Collected data entries
****************

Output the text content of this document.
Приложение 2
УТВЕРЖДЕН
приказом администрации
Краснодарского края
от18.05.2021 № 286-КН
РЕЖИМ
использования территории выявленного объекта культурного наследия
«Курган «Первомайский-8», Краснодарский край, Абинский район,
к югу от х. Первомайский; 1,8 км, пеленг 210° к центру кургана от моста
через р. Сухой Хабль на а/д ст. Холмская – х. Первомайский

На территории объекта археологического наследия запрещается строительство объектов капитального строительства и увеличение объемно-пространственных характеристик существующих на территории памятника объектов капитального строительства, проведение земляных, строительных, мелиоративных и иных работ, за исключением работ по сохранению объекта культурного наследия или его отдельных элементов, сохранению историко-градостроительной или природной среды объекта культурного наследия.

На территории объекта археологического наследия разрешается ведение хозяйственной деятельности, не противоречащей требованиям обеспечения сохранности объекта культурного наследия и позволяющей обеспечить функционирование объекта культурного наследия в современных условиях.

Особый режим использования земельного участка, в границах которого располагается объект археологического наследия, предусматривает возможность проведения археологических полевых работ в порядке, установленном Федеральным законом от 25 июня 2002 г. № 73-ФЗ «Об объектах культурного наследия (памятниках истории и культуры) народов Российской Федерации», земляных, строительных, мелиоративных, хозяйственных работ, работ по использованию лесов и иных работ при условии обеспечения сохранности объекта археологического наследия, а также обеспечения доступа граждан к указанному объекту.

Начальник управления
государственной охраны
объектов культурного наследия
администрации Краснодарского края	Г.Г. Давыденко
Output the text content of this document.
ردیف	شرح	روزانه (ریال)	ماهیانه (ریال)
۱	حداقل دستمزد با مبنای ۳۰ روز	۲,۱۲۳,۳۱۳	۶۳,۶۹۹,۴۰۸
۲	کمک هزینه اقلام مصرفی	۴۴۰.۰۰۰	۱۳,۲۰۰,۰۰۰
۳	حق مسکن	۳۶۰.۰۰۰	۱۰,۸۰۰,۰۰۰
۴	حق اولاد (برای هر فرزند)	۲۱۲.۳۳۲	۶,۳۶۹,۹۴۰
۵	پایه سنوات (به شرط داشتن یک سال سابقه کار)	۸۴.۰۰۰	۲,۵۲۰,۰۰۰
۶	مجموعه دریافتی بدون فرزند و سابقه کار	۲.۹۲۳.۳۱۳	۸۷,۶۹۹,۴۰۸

****************

Problem description
Each line above that includes "فرزند" should be shown.

Expected answer
۴	حق اولاد (برای هر فرزند)	۲۱۲.۳۳۲	۶,۳۶۹,۹۴۰
۶	مجموعه دریافتی بدون فرزند و سابقه کار	۲.۹۲۳.۳۱۳	۸۷,۶۹۹,۴۰۸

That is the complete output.